## START RECORDED INFORMATION

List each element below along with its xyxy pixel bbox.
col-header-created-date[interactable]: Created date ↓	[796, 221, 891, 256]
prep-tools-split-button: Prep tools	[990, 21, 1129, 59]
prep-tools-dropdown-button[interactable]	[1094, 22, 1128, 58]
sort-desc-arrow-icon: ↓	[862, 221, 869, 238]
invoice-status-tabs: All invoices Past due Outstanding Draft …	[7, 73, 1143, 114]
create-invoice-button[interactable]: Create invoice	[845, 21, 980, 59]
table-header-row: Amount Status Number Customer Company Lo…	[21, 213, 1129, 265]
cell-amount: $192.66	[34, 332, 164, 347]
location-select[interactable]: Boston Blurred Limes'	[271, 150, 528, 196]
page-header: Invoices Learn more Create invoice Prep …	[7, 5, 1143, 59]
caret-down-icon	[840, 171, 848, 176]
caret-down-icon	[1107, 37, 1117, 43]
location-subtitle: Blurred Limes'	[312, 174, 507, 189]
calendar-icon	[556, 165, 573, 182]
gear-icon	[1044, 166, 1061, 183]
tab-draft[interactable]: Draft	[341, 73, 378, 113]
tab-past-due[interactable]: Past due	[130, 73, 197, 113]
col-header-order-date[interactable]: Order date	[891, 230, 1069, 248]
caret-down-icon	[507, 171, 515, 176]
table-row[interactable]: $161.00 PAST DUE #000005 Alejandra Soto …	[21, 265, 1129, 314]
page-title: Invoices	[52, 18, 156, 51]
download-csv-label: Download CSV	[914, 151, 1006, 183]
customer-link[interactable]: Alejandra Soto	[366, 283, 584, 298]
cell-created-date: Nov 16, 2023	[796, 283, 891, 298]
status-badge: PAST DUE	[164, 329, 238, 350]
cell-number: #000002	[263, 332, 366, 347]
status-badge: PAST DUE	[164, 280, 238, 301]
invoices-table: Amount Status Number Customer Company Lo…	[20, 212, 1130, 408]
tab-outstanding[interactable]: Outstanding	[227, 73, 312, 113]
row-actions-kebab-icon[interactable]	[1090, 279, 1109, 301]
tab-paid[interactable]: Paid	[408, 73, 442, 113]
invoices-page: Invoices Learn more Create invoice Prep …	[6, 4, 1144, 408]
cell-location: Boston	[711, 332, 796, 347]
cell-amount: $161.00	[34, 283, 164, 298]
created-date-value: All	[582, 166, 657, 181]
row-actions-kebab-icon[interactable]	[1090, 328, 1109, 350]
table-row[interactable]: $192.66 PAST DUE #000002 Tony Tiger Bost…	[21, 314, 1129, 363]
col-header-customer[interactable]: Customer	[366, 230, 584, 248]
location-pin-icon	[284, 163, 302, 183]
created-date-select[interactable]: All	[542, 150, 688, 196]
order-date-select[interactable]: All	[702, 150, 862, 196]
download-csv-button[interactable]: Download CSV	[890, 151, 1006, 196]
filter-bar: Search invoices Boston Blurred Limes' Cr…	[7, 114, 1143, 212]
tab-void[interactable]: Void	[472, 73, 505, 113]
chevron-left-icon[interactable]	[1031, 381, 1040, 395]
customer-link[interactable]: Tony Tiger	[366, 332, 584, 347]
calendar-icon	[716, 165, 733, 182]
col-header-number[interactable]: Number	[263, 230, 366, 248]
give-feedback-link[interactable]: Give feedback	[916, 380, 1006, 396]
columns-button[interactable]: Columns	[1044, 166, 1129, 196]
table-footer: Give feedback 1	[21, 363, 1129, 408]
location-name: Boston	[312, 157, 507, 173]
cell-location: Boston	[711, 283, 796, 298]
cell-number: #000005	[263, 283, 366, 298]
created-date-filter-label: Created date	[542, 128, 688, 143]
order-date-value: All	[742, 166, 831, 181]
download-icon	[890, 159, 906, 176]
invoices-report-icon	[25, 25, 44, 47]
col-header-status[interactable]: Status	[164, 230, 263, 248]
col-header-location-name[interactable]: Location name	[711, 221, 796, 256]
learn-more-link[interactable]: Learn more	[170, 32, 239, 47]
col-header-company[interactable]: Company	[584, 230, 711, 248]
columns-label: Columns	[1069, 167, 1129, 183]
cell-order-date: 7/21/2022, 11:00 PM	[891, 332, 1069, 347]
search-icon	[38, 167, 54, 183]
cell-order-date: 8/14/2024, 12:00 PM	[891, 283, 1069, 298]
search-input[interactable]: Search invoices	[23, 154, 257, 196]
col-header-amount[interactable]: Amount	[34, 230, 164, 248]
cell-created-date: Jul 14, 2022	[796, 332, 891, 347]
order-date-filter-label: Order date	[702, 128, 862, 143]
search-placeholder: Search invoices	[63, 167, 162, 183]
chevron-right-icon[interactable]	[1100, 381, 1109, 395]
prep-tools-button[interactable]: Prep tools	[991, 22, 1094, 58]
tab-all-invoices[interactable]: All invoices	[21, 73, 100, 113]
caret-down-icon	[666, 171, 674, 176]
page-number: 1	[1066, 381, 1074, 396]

## END RECORDED INFORMATION

## WRITTEN PROBLEM
Return every line of the entries above unchanged and in the same order.

## RESULT OF THIS EXERCISE
List each element below along with its xyxy pixel bbox.
col-header-created-date[interactable]: Created date ↓	[796, 221, 891, 256]
prep-tools-split-button: Prep tools	[990, 21, 1129, 59]
prep-tools-dropdown-button[interactable]	[1094, 22, 1128, 58]
sort-desc-arrow-icon: ↓	[862, 221, 869, 238]
invoice-status-tabs: All invoices Past due Outstanding Draft …	[7, 73, 1143, 114]
create-invoice-button[interactable]: Create invoice	[845, 21, 980, 59]
table-header-row: Amount Status Number Customer Company Lo…	[21, 213, 1129, 265]
cell-amount: $192.66	[34, 332, 164, 347]
location-select[interactable]: Boston Blurred Limes'	[271, 150, 528, 196]
page-header: Invoices Learn more Create invoice Prep …	[7, 5, 1143, 59]
caret-down-icon	[840, 171, 848, 176]
caret-down-icon	[1107, 37, 1117, 43]
location-subtitle: Blurred Limes'	[312, 174, 507, 189]
calendar-icon	[556, 165, 573, 182]
gear-icon	[1044, 166, 1061, 183]
tab-draft[interactable]: Draft	[341, 73, 378, 113]
tab-past-due[interactable]: Past due	[130, 73, 197, 113]
col-header-order-date[interactable]: Order date	[891, 230, 1069, 248]
caret-down-icon	[507, 171, 515, 176]
table-row[interactable]: $161.00 PAST DUE #000005 Alejandra Soto …	[21, 265, 1129, 314]
page-title: Invoices	[52, 18, 156, 51]
download-csv-label: Download CSV	[914, 151, 1006, 183]
customer-link[interactable]: Alejandra Soto	[366, 283, 584, 298]
cell-created-date: Nov 16, 2023	[796, 283, 891, 298]
status-badge: PAST DUE	[164, 329, 238, 350]
cell-number: #000002	[263, 332, 366, 347]
status-badge: PAST DUE	[164, 280, 238, 301]
invoices-table: Amount Status Number Customer Company Lo…	[20, 212, 1130, 408]
tab-outstanding[interactable]: Outstanding	[227, 73, 312, 113]
row-actions-kebab-icon[interactable]	[1090, 279, 1109, 301]
tab-paid[interactable]: Paid	[408, 73, 442, 113]
invoices-page: Invoices Learn more Create invoice Prep …	[6, 4, 1144, 408]
cell-location: Boston	[711, 332, 796, 347]
cell-amount: $161.00	[34, 283, 164, 298]
created-date-value: All	[582, 166, 657, 181]
row-actions-kebab-icon[interactable]	[1090, 328, 1109, 350]
table-row[interactable]: $192.66 PAST DUE #000002 Tony Tiger Bost…	[21, 314, 1129, 363]
col-header-customer[interactable]: Customer	[366, 230, 584, 248]
location-pin-icon	[284, 163, 302, 183]
created-date-select[interactable]: All	[542, 150, 688, 196]
order-date-select[interactable]: All	[702, 150, 862, 196]
download-csv-button[interactable]: Download CSV	[890, 151, 1006, 196]
filter-bar: Search invoices Boston Blurred Limes' Cr…	[7, 114, 1143, 212]
tab-void[interactable]: Void	[472, 73, 505, 113]
chevron-left-icon[interactable]	[1031, 381, 1040, 395]
customer-link[interactable]: Tony Tiger	[366, 332, 584, 347]
calendar-icon	[716, 165, 733, 182]
col-header-number[interactable]: Number	[263, 230, 366, 248]
give-feedback-link[interactable]: Give feedback	[916, 380, 1006, 396]
columns-button[interactable]: Columns	[1044, 166, 1129, 196]
table-footer: Give feedback 1	[21, 363, 1129, 408]
location-name: Boston	[312, 157, 507, 173]
cell-location: Boston	[711, 283, 796, 298]
cell-number: #000005	[263, 283, 366, 298]
created-date-filter-label: Created date	[542, 128, 688, 143]
order-date-value: All	[742, 166, 831, 181]
download-icon	[890, 159, 906, 176]
invoices-report-icon	[25, 25, 44, 47]
col-header-status[interactable]: Status	[164, 230, 263, 248]
col-header-location-name[interactable]: Location name	[711, 221, 796, 256]
learn-more-link[interactable]: Learn more	[170, 32, 239, 47]
col-header-company[interactable]: Company	[584, 230, 711, 248]
columns-label: Columns	[1069, 167, 1129, 183]
cell-order-date: 7/21/2022, 11:00 PM	[891, 332, 1069, 347]
search-icon	[38, 167, 54, 183]
cell-order-date: 8/14/2024, 12:00 PM	[891, 283, 1069, 298]
search-input[interactable]: Search invoices	[23, 154, 257, 196]
col-header-amount[interactable]: Amount	[34, 230, 164, 248]
cell-created-date: Jul 14, 2022	[796, 332, 891, 347]
order-date-filter-label: Order date	[702, 128, 862, 143]
search-placeholder: Search invoices	[63, 167, 162, 183]
chevron-right-icon[interactable]	[1100, 381, 1109, 395]
prep-tools-button[interactable]: Prep tools	[991, 22, 1094, 58]
tab-all-invoices[interactable]: All invoices	[21, 73, 100, 113]
caret-down-icon	[666, 171, 674, 176]
page-number: 1	[1066, 381, 1074, 396]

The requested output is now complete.